─── Material provided
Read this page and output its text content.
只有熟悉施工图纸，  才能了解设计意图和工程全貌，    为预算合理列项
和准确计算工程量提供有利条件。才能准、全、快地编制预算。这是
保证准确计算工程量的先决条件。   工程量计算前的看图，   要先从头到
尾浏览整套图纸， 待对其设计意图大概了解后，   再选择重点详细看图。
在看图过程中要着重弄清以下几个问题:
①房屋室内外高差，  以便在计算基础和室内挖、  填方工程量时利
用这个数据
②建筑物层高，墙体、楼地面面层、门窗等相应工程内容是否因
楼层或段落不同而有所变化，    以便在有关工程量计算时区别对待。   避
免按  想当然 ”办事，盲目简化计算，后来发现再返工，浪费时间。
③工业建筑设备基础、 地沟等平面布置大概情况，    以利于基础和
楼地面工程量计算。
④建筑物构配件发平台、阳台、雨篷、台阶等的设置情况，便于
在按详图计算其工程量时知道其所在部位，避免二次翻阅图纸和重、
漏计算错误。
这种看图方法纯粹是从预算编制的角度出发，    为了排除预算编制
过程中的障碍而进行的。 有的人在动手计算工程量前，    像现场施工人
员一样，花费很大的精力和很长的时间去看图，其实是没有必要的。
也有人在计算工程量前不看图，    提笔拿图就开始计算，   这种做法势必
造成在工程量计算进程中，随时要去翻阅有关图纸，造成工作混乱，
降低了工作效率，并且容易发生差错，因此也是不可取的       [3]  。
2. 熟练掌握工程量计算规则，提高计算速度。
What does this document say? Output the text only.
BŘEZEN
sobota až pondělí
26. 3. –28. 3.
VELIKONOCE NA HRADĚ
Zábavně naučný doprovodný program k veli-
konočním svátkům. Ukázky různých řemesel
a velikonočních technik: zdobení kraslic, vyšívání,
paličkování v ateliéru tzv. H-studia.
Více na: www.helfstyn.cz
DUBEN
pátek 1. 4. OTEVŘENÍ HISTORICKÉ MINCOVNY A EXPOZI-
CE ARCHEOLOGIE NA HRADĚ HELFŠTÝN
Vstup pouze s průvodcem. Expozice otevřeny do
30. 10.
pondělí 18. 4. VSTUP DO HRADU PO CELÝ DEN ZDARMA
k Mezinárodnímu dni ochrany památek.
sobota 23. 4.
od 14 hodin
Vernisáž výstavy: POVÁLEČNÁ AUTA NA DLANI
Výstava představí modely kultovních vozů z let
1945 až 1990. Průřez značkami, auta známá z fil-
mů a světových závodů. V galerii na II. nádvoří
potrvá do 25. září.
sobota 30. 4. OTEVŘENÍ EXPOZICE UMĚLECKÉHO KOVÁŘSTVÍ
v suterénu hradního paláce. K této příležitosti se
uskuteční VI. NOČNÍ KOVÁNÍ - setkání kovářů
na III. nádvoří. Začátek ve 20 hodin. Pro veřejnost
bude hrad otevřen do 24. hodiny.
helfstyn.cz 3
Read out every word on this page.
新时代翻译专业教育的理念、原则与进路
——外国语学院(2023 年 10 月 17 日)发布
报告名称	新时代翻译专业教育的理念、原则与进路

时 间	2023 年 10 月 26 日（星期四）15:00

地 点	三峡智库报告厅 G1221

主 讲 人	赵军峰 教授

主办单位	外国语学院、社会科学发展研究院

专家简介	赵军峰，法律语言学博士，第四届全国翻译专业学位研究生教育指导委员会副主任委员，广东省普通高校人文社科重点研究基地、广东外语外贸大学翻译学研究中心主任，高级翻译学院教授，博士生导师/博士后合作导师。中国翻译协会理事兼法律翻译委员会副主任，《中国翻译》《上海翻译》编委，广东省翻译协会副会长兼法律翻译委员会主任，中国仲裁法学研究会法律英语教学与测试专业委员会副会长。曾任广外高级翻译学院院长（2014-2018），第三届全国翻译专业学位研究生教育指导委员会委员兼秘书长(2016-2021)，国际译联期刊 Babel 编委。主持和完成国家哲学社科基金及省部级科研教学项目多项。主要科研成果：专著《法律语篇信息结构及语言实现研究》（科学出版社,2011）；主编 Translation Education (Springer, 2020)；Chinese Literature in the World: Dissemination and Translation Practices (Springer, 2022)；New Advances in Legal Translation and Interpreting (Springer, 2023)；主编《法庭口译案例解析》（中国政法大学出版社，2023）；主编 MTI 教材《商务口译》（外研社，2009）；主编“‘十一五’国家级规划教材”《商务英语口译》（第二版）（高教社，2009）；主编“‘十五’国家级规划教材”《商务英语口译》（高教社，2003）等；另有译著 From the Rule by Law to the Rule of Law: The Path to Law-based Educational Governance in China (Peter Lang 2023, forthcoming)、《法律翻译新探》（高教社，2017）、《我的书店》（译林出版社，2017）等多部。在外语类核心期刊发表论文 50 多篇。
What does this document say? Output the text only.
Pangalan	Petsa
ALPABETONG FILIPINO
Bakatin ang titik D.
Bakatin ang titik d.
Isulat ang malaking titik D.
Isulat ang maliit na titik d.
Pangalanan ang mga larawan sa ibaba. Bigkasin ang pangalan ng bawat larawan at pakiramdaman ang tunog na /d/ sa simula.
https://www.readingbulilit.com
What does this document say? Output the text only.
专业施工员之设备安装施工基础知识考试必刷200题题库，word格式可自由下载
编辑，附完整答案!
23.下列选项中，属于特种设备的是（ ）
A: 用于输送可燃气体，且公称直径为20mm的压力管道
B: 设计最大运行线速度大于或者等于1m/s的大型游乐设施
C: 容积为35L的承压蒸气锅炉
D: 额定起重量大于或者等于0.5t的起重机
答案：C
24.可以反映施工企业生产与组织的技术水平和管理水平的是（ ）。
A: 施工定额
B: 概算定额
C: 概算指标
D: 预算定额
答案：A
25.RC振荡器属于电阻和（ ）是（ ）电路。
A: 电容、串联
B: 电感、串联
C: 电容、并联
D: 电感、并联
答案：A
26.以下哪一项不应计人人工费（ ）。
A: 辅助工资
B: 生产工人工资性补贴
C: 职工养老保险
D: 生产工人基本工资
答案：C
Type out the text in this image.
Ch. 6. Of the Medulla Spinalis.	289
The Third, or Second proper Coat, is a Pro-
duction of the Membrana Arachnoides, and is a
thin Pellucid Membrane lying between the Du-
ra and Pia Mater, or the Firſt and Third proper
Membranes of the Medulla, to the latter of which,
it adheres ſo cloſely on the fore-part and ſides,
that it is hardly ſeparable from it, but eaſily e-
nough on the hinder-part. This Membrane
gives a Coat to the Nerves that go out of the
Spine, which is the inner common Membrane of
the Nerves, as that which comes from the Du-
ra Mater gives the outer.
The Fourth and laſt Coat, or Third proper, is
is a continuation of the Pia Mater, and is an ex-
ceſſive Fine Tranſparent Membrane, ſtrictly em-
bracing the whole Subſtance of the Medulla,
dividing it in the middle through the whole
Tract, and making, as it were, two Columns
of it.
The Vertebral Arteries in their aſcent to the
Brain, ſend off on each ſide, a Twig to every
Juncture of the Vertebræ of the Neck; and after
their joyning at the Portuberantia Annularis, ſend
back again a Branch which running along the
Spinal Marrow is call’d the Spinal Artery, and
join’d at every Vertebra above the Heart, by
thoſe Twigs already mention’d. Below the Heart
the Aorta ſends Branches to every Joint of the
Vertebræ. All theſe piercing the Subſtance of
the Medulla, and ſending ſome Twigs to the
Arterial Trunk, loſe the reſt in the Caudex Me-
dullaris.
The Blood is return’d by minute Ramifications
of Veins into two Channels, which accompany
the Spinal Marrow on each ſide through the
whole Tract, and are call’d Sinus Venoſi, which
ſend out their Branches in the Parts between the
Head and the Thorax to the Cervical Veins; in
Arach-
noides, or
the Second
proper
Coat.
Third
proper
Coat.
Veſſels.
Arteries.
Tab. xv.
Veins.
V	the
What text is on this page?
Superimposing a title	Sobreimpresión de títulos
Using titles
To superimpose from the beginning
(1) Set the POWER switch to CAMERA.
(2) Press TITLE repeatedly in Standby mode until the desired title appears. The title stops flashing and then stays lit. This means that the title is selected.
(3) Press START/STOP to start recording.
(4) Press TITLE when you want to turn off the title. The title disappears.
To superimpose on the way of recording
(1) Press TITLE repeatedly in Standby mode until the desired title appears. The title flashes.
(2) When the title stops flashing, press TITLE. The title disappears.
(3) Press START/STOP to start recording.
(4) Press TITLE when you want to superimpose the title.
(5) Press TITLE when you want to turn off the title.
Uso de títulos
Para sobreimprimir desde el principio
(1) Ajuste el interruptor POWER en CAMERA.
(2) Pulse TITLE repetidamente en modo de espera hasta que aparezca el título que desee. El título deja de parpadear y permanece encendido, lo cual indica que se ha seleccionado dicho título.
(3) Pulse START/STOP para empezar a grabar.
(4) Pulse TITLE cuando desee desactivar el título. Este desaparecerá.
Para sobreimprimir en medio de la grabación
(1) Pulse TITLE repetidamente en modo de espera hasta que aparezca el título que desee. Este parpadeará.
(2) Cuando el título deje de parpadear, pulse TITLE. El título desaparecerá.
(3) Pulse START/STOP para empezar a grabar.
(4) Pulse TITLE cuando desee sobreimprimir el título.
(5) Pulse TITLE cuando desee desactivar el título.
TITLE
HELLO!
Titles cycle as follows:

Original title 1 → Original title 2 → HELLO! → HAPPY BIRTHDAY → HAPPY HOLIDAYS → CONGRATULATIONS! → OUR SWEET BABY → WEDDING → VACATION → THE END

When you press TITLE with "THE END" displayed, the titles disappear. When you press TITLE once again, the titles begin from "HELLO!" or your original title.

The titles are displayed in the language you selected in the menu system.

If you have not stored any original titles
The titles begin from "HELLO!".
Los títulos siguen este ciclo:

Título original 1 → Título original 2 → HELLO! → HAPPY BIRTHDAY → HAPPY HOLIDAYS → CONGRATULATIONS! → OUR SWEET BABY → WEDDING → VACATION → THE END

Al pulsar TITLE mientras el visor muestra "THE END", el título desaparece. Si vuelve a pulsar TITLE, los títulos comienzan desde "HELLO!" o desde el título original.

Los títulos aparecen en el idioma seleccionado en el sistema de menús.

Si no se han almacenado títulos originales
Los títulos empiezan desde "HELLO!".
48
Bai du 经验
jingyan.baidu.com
──────
Exercise description: For each line in the data above that contains the string "espera", extract the line.

Final answer:
(2) Pulse TITLE repetidamente en modo de espera hasta que aparezca el título que desee. El título deja de parpadear y permanece encendido, lo cual indica que se ha seleccionado dicho título.
(1) Pulse TITLE repetidamente en modo de espera hasta que aparezca el título que desee. Este parpadeará.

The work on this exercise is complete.